EXERCISE DIRECTIONS → Exactly reproduce the entries, dropping any pictures from your copy.
= = = = =
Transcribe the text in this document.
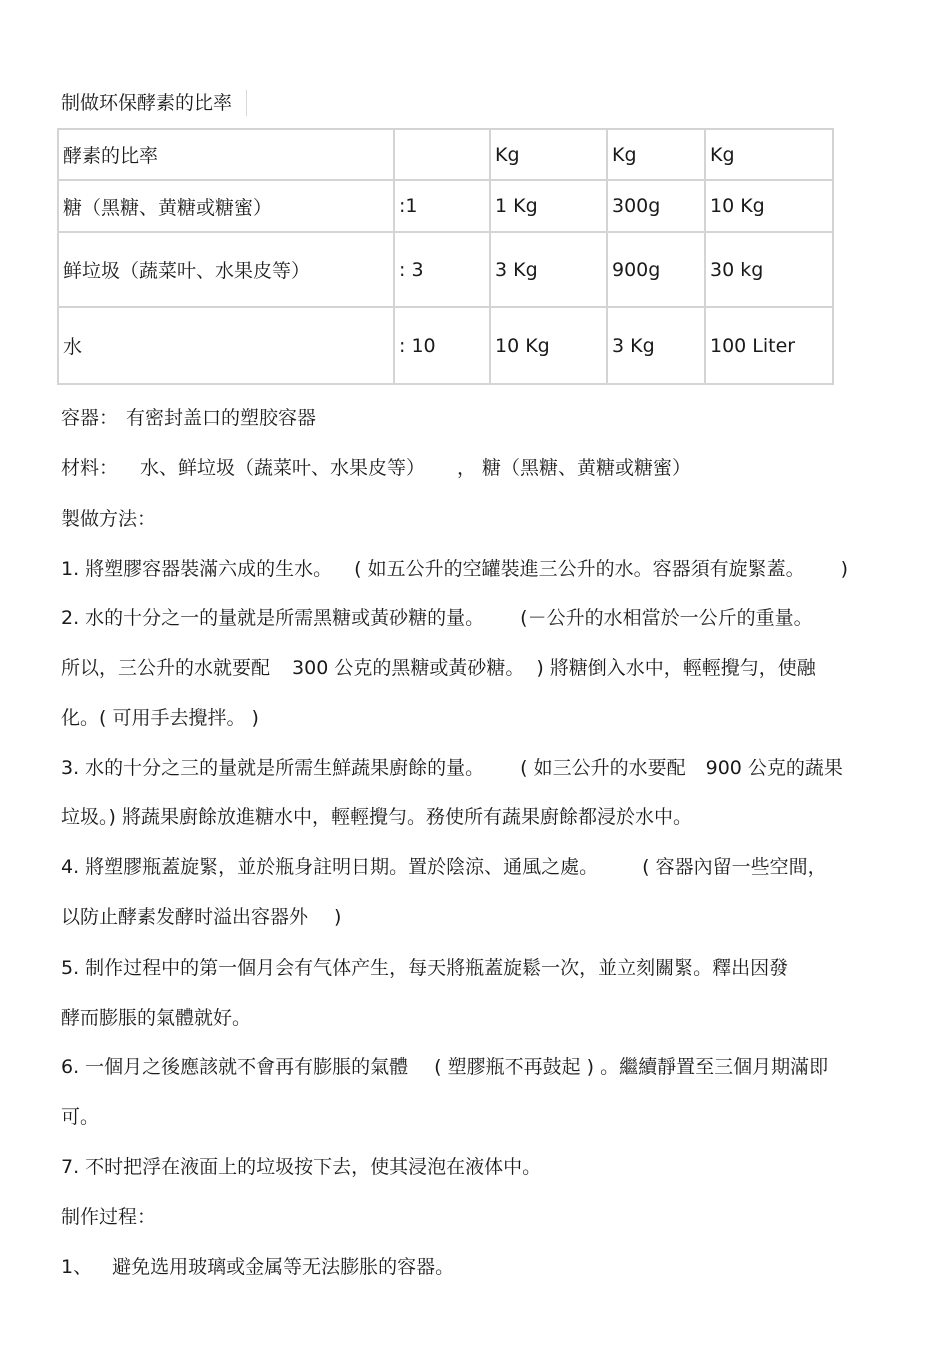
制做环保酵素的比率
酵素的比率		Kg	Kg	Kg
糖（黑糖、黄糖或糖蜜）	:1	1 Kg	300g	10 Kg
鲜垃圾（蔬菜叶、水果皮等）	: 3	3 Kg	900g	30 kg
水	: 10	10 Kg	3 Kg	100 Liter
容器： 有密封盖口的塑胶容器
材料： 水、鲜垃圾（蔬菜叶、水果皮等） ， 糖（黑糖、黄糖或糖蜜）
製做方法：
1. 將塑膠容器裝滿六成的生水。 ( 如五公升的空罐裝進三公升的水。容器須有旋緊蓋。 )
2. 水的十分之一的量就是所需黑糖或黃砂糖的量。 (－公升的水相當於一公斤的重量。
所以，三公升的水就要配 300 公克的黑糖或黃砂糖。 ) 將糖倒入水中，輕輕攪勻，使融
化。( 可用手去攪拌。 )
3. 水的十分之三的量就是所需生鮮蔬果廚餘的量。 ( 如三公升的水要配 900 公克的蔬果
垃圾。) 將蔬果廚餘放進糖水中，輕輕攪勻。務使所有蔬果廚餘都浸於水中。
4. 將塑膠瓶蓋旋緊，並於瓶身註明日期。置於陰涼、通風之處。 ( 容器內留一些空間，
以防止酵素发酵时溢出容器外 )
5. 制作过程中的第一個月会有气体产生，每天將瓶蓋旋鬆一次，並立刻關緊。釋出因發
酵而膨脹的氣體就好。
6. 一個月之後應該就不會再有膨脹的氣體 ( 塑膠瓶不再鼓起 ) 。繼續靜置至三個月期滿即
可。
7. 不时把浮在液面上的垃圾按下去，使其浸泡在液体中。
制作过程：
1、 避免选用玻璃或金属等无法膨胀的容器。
= = = = =
WRITTEN ANSWER →
Transcribe the text in this document.
制做环保酵素的比率
酵素的比率		Kg	Kg	Kg
糖（黑糖、黄糖或糖蜜）	:1	1 Kg	300g	10 Kg
鲜垃圾（蔬菜叶、水果皮等）	: 3	3 Kg	900g	30 kg
水	: 10	10 Kg	3 Kg	100 Liter
容器： 有密封盖口的塑胶容器
材料： 水、鲜垃圾（蔬菜叶、水果皮等） ， 糖（黑糖、黄糖或糖蜜）
製做方法：
1. 將塑膠容器裝滿六成的生水。 ( 如五公升的空罐裝進三公升的水。容器須有旋緊蓋。 )
2. 水的十分之一的量就是所需黑糖或黃砂糖的量。 (－公升的水相當於一公斤的重量。
所以，三公升的水就要配 300 公克的黑糖或黃砂糖。 ) 將糖倒入水中，輕輕攪勻，使融
化。( 可用手去攪拌。 )
3. 水的十分之三的量就是所需生鮮蔬果廚餘的量。 ( 如三公升的水要配 900 公克的蔬果
垃圾。) 將蔬果廚餘放進糖水中，輕輕攪勻。務使所有蔬果廚餘都浸於水中。
4. 將塑膠瓶蓋旋緊，並於瓶身註明日期。置於陰涼、通風之處。 ( 容器內留一些空間，
以防止酵素发酵时溢出容器外 )
5. 制作过程中的第一個月会有气体产生，每天將瓶蓋旋鬆一次，並立刻關緊。釋出因發
酵而膨脹的氣體就好。
6. 一個月之後應該就不會再有膨脹的氣體 ( 塑膠瓶不再鼓起 ) 。繼續靜置至三個月期滿即
可。
7. 不时把浮在液面上的垃圾按下去，使其浸泡在液体中。
制作过程：
1、 避免选用玻璃或金属等无法膨胀的容器。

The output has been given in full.